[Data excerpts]

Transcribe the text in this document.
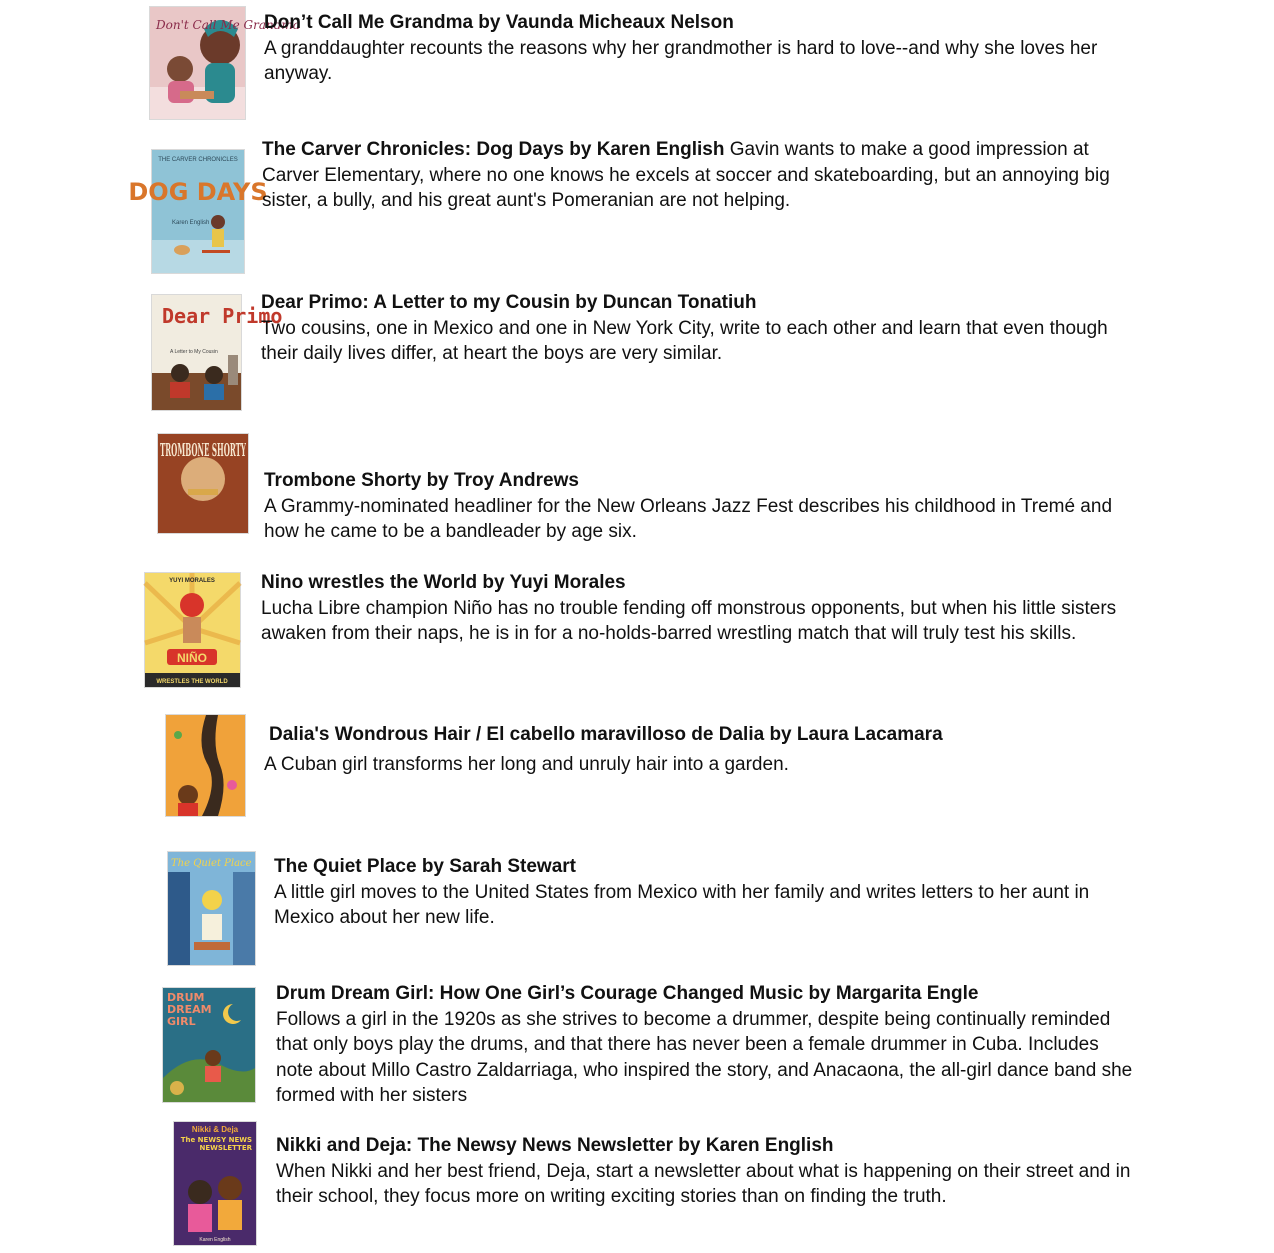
Don't Call Me Grandma
Don’t Call Me Grandma by Vaunda Micheaux Nelson
A granddaughter recounts the reasons why her grandmother is hard to love--and why she loves her anyway.
THE CARVER CHRONICLES
DOG DAYS
Karen English
The Carver Chronicles: Dog Days by Karen English Gavin wants to make a good impression at Carver Elementary, where no one knows he excels at soccer and skateboarding, but an annoying big sister, a bully, and his great aunt's Pomeranian are not helping.
Dear Primo
A Letter to My Cousin
Dear Primo: A Letter to my Cousin by Duncan Tonatiuh
Two cousins, one in Mexico and one in New York City, write to each other and learn that even though their daily lives differ, at heart the boys are very similar.
TROMBONE SHORTY
Trombone Shorty by Troy Andrews
A Grammy-nominated headliner for the New Orleans Jazz Fest describes his childhood in Tremé and how he came to be a bandleader by age six.
YUYI MORALES
NIÑO
WRESTLES THE WORLD
Nino wrestles the World by Yuyi Morales
Lucha Libre champion Niño has no trouble fending off monstrous opponents, but when his little sisters awaken from their naps, he is in for a no-holds-barred wrestling match that will truly test his skills.
Dalia's Wondrous Hair / El cabello maravilloso de Dalia by Laura Lacamara
A Cuban girl transforms her long and unruly hair into a garden.
The Quiet Place The Quiet Place by Sarah Stewart
A little girl moves to the United States from Mexico with her family and writes letters to her aunt in Mexico about her new life.
DRUM DREAM GIRL
Drum Dream Girl: How One Girl’s Courage Changed Music by Margarita Engle
Follows a girl in the 1920s as she strives to become a drummer, despite being continually reminded that only boys play the drums, and that there has never been a female drummer in Cuba. Includes note about Millo Castro Zaldarriaga, who inspired the story, and Anacaona, the all-girl dance band she formed with her sisters
Nikki & Deja
The NEWSY NEWS NEWSLETTER
Karen English
Nikki and Deja: The Newsy News Newsletter by Karen English
When Nikki and her best friend, Deja, start a newsletter about what is happening on their street and in their school, they focus more on writing exciting stories than on finding the truth.
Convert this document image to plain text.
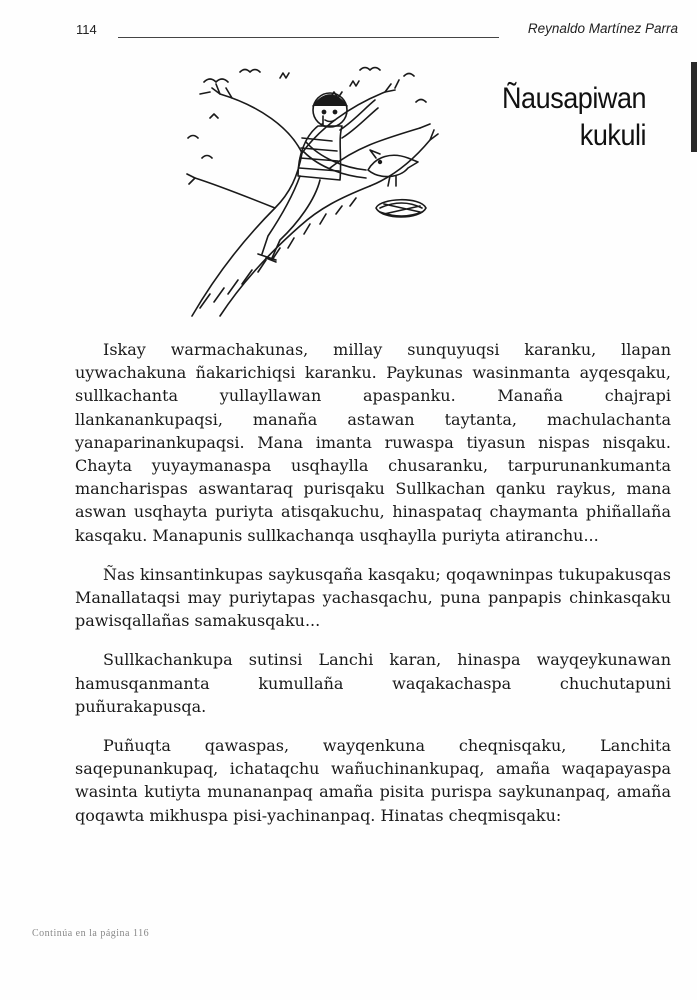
114	Reynaldo Martínez Parra
Ñausapiwan
kukuli

Iskay warmachakunas, millay sunquyuqsi karanku, llapan uywachakuna ñakarichiqsi karanku. Paykunas wasinmanta ayqesqaku, sullkachanta yullayllawan apaspanku. Manaña chajrapi llankanankupaqsi, manaña astawan taytanta, machulachanta yanaparinankupaqsi. Mana imanta ruwaspa tiyasun nispas nisqaku. Chayta yuyaymanaspa usqhaylla chusaranku, tarpurunankumanta mancharispas aswantaraq purisqaku Sullkachan qanku raykus, mana aswan usqhayta puriyta atisqakuchu, hinaspataq chaymanta phiñallaña kasqaku. Manapunis sullkachanqa usqhaylla puriyta atiranchu...

Ñas kinsantinkupas saykusqaña kasqaku; qoqawninpas tukupakusqas Manallataqsi may puriytapas yachasqachu, puna panpapis chinkasqaku pawisqallañas samakusqaku...

Sullkachankupa sutinsi Lanchi karan, hinaspa wayqeykunawan hamusqanmanta kumullaña waqakachaspa chuchutapuni puñurakapusqa.

Puñuqta qawaspas, wayqenkuna cheqnisqaku, Lanchita saqepunankupaq, ichataqchu wañuchinankupaq, amaña waqapayaspa wasinta kutiyta munananpaq amaña pisita purispa saykunanpaq, amaña qoqawta mikhuspa pisi-yachinanpaq. Hinatas cheqmisqaku:

Continúa en la página 116
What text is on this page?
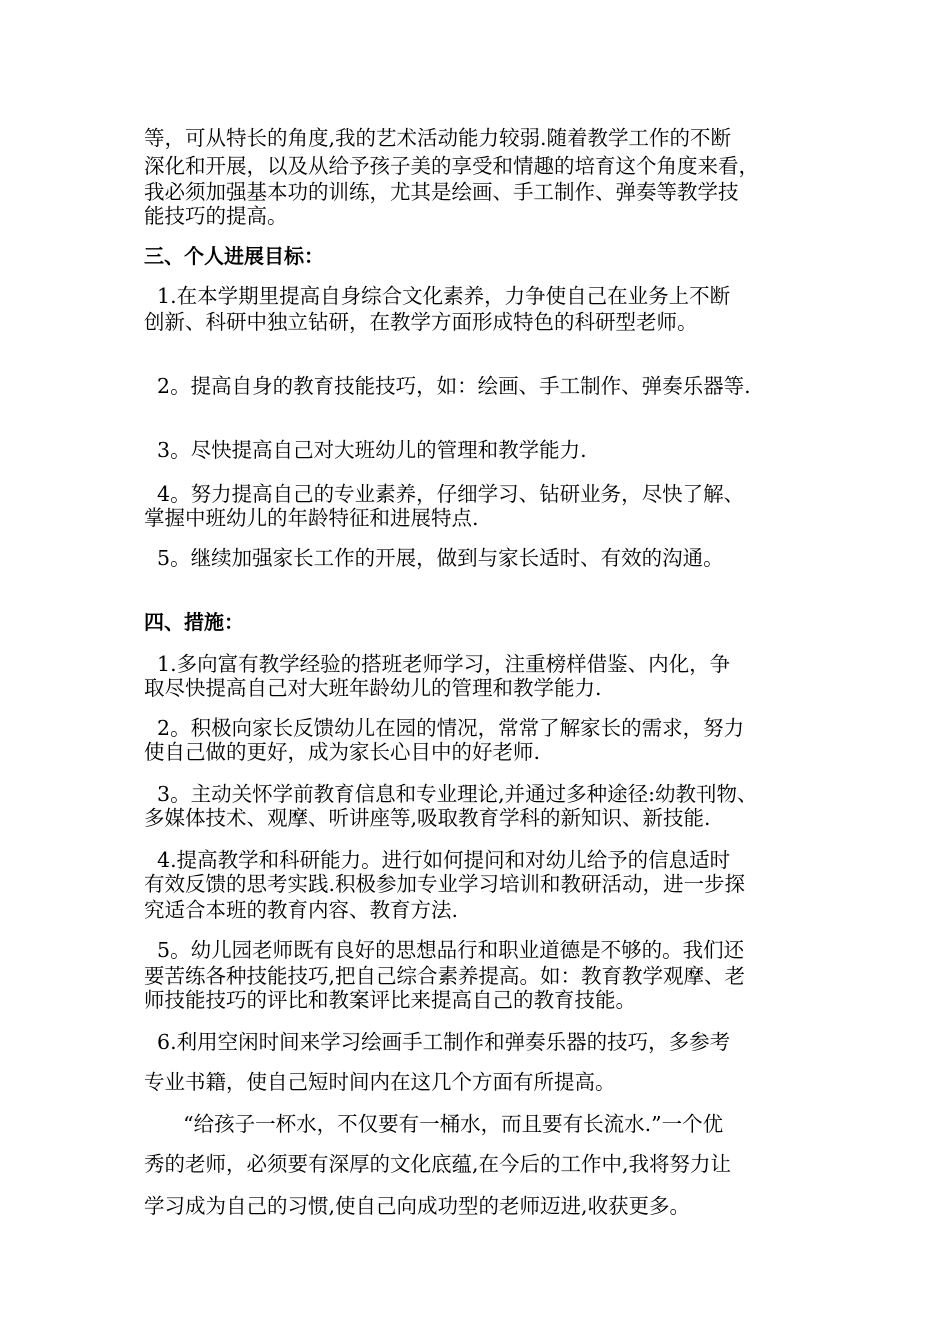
等，可从特长的角度,我的艺术活动能力较弱.随着教学工作的不断
深化和开展，以及从给予孩子美的享受和情趣的培育这个角度来看，
我必须加强基本功的训练，尤其是绘画、手工制作、弹奏等教学技
能技巧的提高。
三、个人进展目标：
1.在本学期里提高自身综合文化素养，力争使自己在业务上不断
创新、科研中独立钻研，在教学方面形成特色的科研型老师。
2。提高自身的教育技能技巧，如：绘画、手工制作、弹奏乐器等.
3。尽快提高自己对大班幼儿的管理和教学能力.
4。努力提高自己的专业素养，仔细学习、钻研业务，尽快了解、
掌握中班幼儿的年龄特征和进展特点.
5。继续加强家长工作的开展，做到与家长适时、有效的沟通。
四、措施：
1.多向富有教学经验的搭班老师学习，注重榜样借鉴、内化，争
取尽快提高自己对大班年龄幼儿的管理和教学能力.
2。积极向家长反馈幼儿在园的情况，常常了解家长的需求，努力
使自己做的更好，成为家长心目中的好老师.
3。主动关怀学前教育信息和专业理论,并通过多种途径:幼教刊物、
多媒体技术、观摩、听讲座等,吸取教育学科的新知识、新技能.
4.提高教学和科研能力。进行如何提问和对幼儿给予的信息适时
有效反馈的思考实践.积极参加专业学习培训和教研活动，进一步探
究适合本班的教育内容、教育方法.
5。幼儿园老师既有良好的思想品行和职业道德是不够的。我们还
要苦练各种技能技巧,把自己综合素养提高。如：教育教学观摩、老
师技能技巧的评比和教案评比来提高自己的教育技能。
6.利用空闲时间来学习绘画手工制作和弹奏乐器的技巧，多参考
专业书籍，使自己短时间内在这几个方面有所提高。
“给孩子一杯水，不仅要有一桶水，而且要有长流水.”一个优
秀的老师，必须要有深厚的文化底蕴,在今后的工作中,我将努力让
学习成为自己的习惯,使自己向成功型的老师迈进,收获更多。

WHAT NEEDS TO BE DONE
Extract every line above containing the word "kasqaku".

FINAL RESULT
Iskay warmachakunas, millay sunquyuqsi karanku, llapan uywachakuna ñakarichiqsi karanku. Paykunas wasinmanta ayqesqaku, sullkachanta yullayllawan apaspanku. Manaña chajrapi llankanankupaqsi, manaña astawan taytanta, machulachanta yanaparinankupaqsi. Mana imanta ruwaspa tiyasun nispas nisqaku. Chayta yuyaymanaspa usqhaylla chusaranku, tarpurunankumanta mancharispas aswantaraq purisqaku Sullkachan qanku raykus, mana aswan usqhayta puriyta atisqakuchu, hinaspataq chaymanta phiñallaña kasqaku. Manapunis sullkachanqa usqhaylla puriyta atiranchu...
Ñas kinsantinkupas saykusqaña kasqaku; qoqawninpas tukupakusqas Manallataqsi may puriytapas yachasqachu, puna panpapis chinkasqaku pawisqallañas samakusqaku...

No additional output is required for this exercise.